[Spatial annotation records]
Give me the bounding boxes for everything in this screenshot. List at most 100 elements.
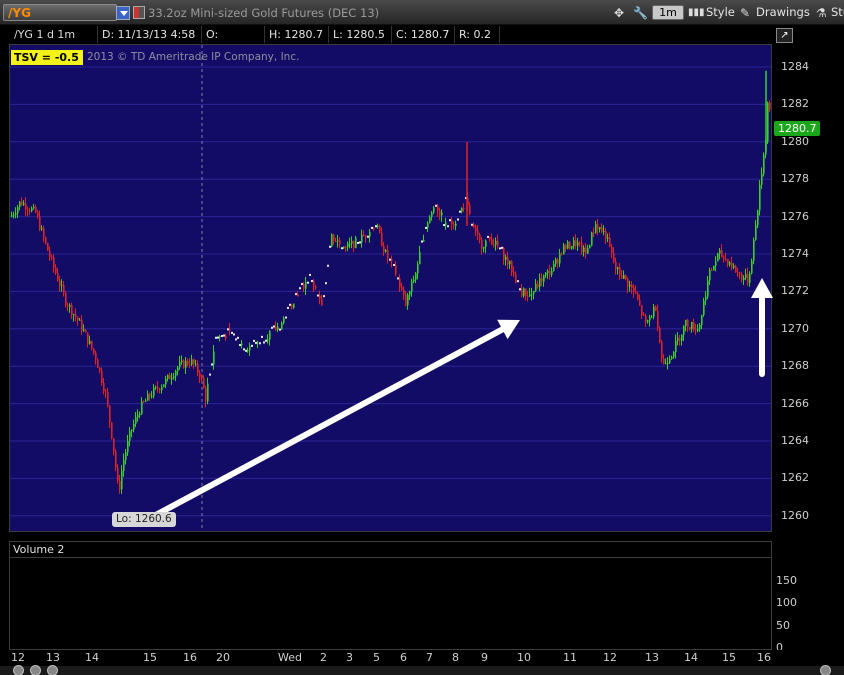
up-candle xyxy=(441,212,443,216)
down-candle xyxy=(193,359,195,365)
up-candle xyxy=(523,288,525,296)
up-candle xyxy=(713,265,715,271)
up-candle xyxy=(427,223,429,228)
up-candle xyxy=(171,377,173,380)
down-candle xyxy=(335,241,337,243)
down-candle xyxy=(339,240,341,245)
up-candle xyxy=(213,351,215,365)
down-candle xyxy=(157,386,159,389)
down-candle xyxy=(49,250,51,257)
down-candle xyxy=(77,317,79,321)
down-candle xyxy=(597,224,599,230)
flat-bar xyxy=(389,258,391,261)
down-candle xyxy=(81,319,83,331)
down-candle xyxy=(53,257,55,268)
flat-bar xyxy=(517,280,519,283)
down-candle xyxy=(721,250,723,258)
time-tick-label: 13 xyxy=(46,651,60,664)
up-candle xyxy=(349,243,351,245)
up-candle xyxy=(33,206,35,209)
time-axis[interactable]: 12 13 14 15 16 20 Wed 2 3 5 6 7 8 9 10 11 12 13 14 15 16 xyxy=(0,650,844,666)
up-candle xyxy=(249,345,251,351)
up-candle xyxy=(343,246,345,249)
down-candle xyxy=(29,210,31,212)
down-candle xyxy=(183,360,185,368)
down-candle xyxy=(97,359,99,368)
up-candle xyxy=(89,341,91,344)
down-candle xyxy=(199,372,201,378)
up-candle xyxy=(607,237,609,240)
down-candle xyxy=(695,329,697,331)
down-candle xyxy=(521,289,523,296)
flat-bar xyxy=(273,325,275,328)
up-candle xyxy=(709,269,711,281)
flat-bar xyxy=(261,335,263,338)
up-candle xyxy=(683,325,685,335)
down-candle xyxy=(473,224,475,228)
up-candle xyxy=(411,281,413,292)
up-candle xyxy=(337,240,339,242)
volume-chart[interactable] xyxy=(9,558,772,650)
flat-bar xyxy=(519,288,521,291)
zoom-in-icon[interactable] xyxy=(30,665,41,675)
up-candle xyxy=(673,352,675,357)
down-candle xyxy=(747,273,749,283)
up-candle xyxy=(135,417,137,424)
flat-bar xyxy=(371,226,373,229)
down-candle xyxy=(35,206,37,213)
down-candle xyxy=(731,262,733,268)
up-candle xyxy=(257,342,259,344)
down-candle xyxy=(205,387,207,402)
up-candle xyxy=(17,206,19,214)
up-candle xyxy=(181,360,183,363)
down-candle xyxy=(463,208,465,210)
volume-tick-label: 50 xyxy=(776,618,790,632)
flat-bar xyxy=(357,241,359,244)
flat-bar xyxy=(227,328,229,331)
zoom-out-icon[interactable] xyxy=(13,665,24,675)
up-candle xyxy=(699,325,701,329)
up-candle xyxy=(445,222,447,226)
down-candle xyxy=(575,240,577,246)
down-candle xyxy=(321,298,323,306)
down-candle xyxy=(399,278,401,288)
up-candle xyxy=(69,305,71,307)
up-candle xyxy=(83,329,85,331)
down-candle xyxy=(627,278,629,287)
down-candle xyxy=(401,287,403,290)
down-candle xyxy=(613,252,615,262)
up-candle xyxy=(577,242,579,246)
settings-icon[interactable] xyxy=(820,665,831,675)
flat-bar xyxy=(329,245,331,248)
down-candle xyxy=(169,375,171,380)
up-candle xyxy=(409,291,411,295)
up-candle xyxy=(141,401,143,414)
down-candle xyxy=(493,244,495,246)
down-candle xyxy=(481,240,483,249)
up-candle xyxy=(717,253,719,262)
down-candle xyxy=(639,299,641,306)
down-candle xyxy=(25,203,27,210)
down-candle xyxy=(489,236,491,240)
flat-bar xyxy=(309,273,311,276)
up-candle xyxy=(417,264,419,274)
up-candle xyxy=(351,241,353,244)
up-candle xyxy=(455,223,457,227)
flat-bar xyxy=(375,225,377,228)
down-candle xyxy=(741,274,743,280)
flat-bar xyxy=(295,293,297,296)
reset-zoom-icon[interactable] xyxy=(47,665,58,675)
up-candle xyxy=(759,184,761,211)
up-candle xyxy=(15,213,17,215)
up-candle xyxy=(11,215,13,217)
down-candle xyxy=(593,232,595,234)
flat-bar xyxy=(323,295,325,298)
down-candle xyxy=(513,272,515,274)
down-candle xyxy=(605,231,607,240)
down-candle xyxy=(37,212,39,217)
up-candle xyxy=(667,362,669,364)
up-candle xyxy=(603,231,605,233)
up-candle xyxy=(165,378,167,385)
up-candle xyxy=(539,278,541,288)
up-candle xyxy=(163,384,165,387)
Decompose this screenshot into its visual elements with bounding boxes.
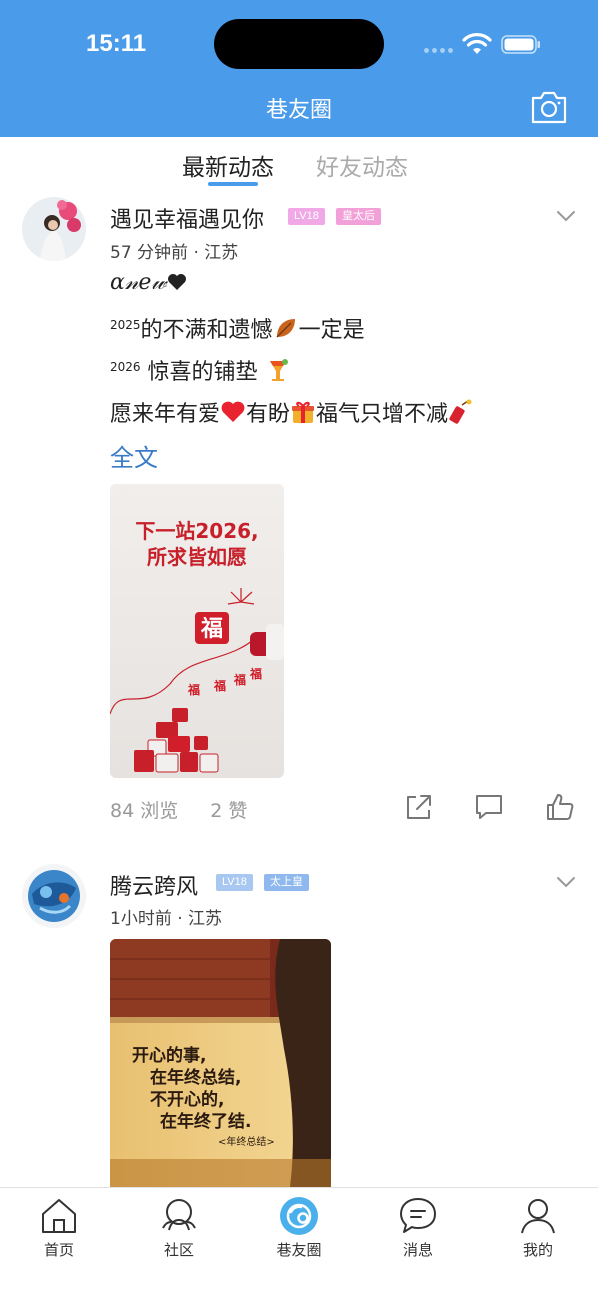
post-username[interactable]: 遇见幸福遇见你: [110, 202, 264, 234]
home-icon: [42, 1199, 76, 1233]
level-badge: LV18: [216, 874, 253, 891]
status-time: 15:11: [86, 30, 147, 57]
post-text: ɑ𝓃𝑒𝓌: [110, 270, 167, 295]
tab-latest[interactable]: 最新动态: [182, 148, 274, 182]
heart-icon: [167, 274, 186, 290]
tab-friends[interactable]: 好友动态: [316, 148, 408, 182]
bottom-navigation: 首页 社区 巷友圈 消息 我的: [0, 1187, 598, 1300]
image-subtitle: 所求皆如愿: [147, 545, 247, 569]
tab-indicator: [208, 182, 258, 186]
nav-home[interactable]: 首页: [19, 1196, 99, 1266]
nav-label: 消息: [402, 1241, 433, 1259]
year-sup: 2025: [110, 318, 141, 332]
post-stats: 84 浏览 2 赞: [110, 796, 273, 823]
title-badge: 太上皇: [264, 874, 309, 891]
share-icon[interactable]: [404, 792, 434, 822]
red-heart-icon: [221, 401, 245, 422]
post-text: 一定是: [298, 318, 365, 343]
top-header: 15:11 巷友圈: [0, 0, 598, 137]
wifi-icon: [462, 33, 492, 54]
svg-text:福: 福: [187, 682, 200, 697]
image-caption: <年终总结>: [218, 1135, 275, 1148]
post-text-line: ɑ𝓃𝑒𝓌: [110, 270, 187, 295]
title-badge: 皇太后: [336, 208, 381, 225]
thumbs-up-icon[interactable]: [545, 792, 575, 822]
post-text-line: 愿来年有爱 有盼 福气只增不减: [110, 396, 474, 428]
image-text: 在年终了结.: [160, 1111, 251, 1132]
fu-character: 福: [200, 617, 223, 642]
chevron-down-icon[interactable]: [556, 876, 576, 888]
tropical-drink-icon: [269, 359, 288, 381]
post-text-line: 2025的不满和遗憾 一定是: [110, 312, 365, 344]
feed-tabs: 最新动态 好友动态: [0, 148, 598, 188]
image-text: 不开心的,: [150, 1089, 224, 1110]
community-icon: [162, 1199, 196, 1231]
post-meta: 57 分钟前 · 江苏: [110, 243, 239, 263]
view-count: 84 浏览: [110, 800, 179, 822]
chevron-down-icon[interactable]: [556, 210, 576, 222]
nav-profile[interactable]: 我的: [498, 1196, 578, 1266]
image-title: 下一站2026,: [135, 519, 258, 543]
year-sup: 2026: [110, 360, 141, 374]
nav-label: 我的: [522, 1241, 553, 1259]
avatar[interactable]: [22, 197, 86, 261]
post-meta: 1小时前 · 江苏: [110, 909, 223, 929]
image-text: 在年终总结,: [150, 1067, 241, 1088]
comment-icon[interactable]: [474, 792, 504, 822]
post-image[interactable]: 开心的事, 在年终总结, 不开心的, 在年终了结. <年终总结>: [110, 939, 331, 1187]
like-count: 2 赞: [210, 800, 248, 822]
avatar[interactable]: [22, 864, 86, 928]
nav-moments[interactable]: 巷友圈: [259, 1196, 339, 1266]
cellular-signal-icon: [424, 46, 454, 54]
level-badge: LV18: [288, 208, 325, 225]
message-icon: [400, 1198, 436, 1233]
moments-icon: [280, 1197, 318, 1235]
camera-icon[interactable]: [530, 88, 568, 126]
post-text: 愿来年有爱: [110, 402, 221, 427]
post-text: 惊喜的铺垫: [140, 360, 265, 385]
svg-text:福: 福: [233, 672, 246, 687]
firecracker-icon: [449, 399, 472, 424]
dynamic-island: [214, 19, 384, 69]
post-text-line: 2026 惊喜的铺垫: [110, 354, 291, 386]
nav-label: 首页: [43, 1241, 74, 1259]
svg-text:福: 福: [213, 678, 226, 693]
nav-label: 巷友圈: [276, 1241, 322, 1259]
image-text: 开心的事,: [132, 1045, 206, 1066]
full-text-link[interactable]: 全文: [110, 438, 158, 473]
page-title: 巷友圈: [265, 98, 332, 123]
fallen-leaf-icon: [276, 319, 295, 338]
battery-icon: [501, 35, 540, 54]
svg-text:福: 福: [249, 666, 262, 681]
post-image[interactable]: 下一站2026, 所求皆如愿 福 福福福福: [110, 484, 284, 778]
post-text: 福气只增不减: [316, 402, 449, 427]
gift-icon: [292, 401, 315, 423]
post-text: 的不满和遗憾: [140, 318, 273, 343]
post-text: 有盼: [246, 402, 291, 427]
nav-messages[interactable]: 消息: [378, 1196, 458, 1266]
profile-icon: [521, 1199, 555, 1234]
nav-community[interactable]: 社区: [139, 1196, 219, 1266]
nav-label: 社区: [163, 1241, 194, 1259]
post-username[interactable]: 腾云跨风: [110, 869, 198, 901]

• _YOUR OBJECTIVE_: Repeat the lines starting with the line containing "up-candle xyxy=(441,212,443,216)" and going on through the line containing "down-candle xyxy=(695,329,697,331)".

• _ANSWER TO THE PROBLEM_:
up-candle xyxy=(441,212,443,216)
down-candle xyxy=(193,359,195,365)
up-candle xyxy=(523,288,525,296)
up-candle xyxy=(713,265,715,271)
up-candle xyxy=(427,223,429,228)
up-candle xyxy=(171,377,173,380)
down-candle xyxy=(335,241,337,243)
down-candle xyxy=(339,240,341,245)
up-candle xyxy=(213,351,215,365)
down-candle xyxy=(157,386,159,389)
down-candle xyxy=(49,250,51,257)
down-candle xyxy=(77,317,79,321)
down-candle xyxy=(597,224,599,230)
flat-bar xyxy=(389,258,391,261)
down-candle xyxy=(81,319,83,331)
down-candle xyxy=(53,257,55,268)
flat-bar xyxy=(517,280,519,283)
down-candle xyxy=(721,250,723,258)
time-tick-label: 13 xyxy=(46,651,60,664)
up-candle xyxy=(349,243,351,245)
up-candle xyxy=(33,206,35,209)
time-axis[interactable]: 12 13 14 15 16 20 Wed 2 3 5 6 7 8 9 10 11 12 13 14 15 16 xyxy=(0,650,844,666)
up-candle xyxy=(249,345,251,351)
up-candle xyxy=(343,246,345,249)
down-candle xyxy=(29,210,31,212)
down-candle xyxy=(183,360,185,368)
down-candle xyxy=(97,359,99,368)
up-candle xyxy=(89,341,91,344)
down-candle xyxy=(199,372,201,378)
up-candle xyxy=(607,237,609,240)
down-candle xyxy=(695,329,697,331)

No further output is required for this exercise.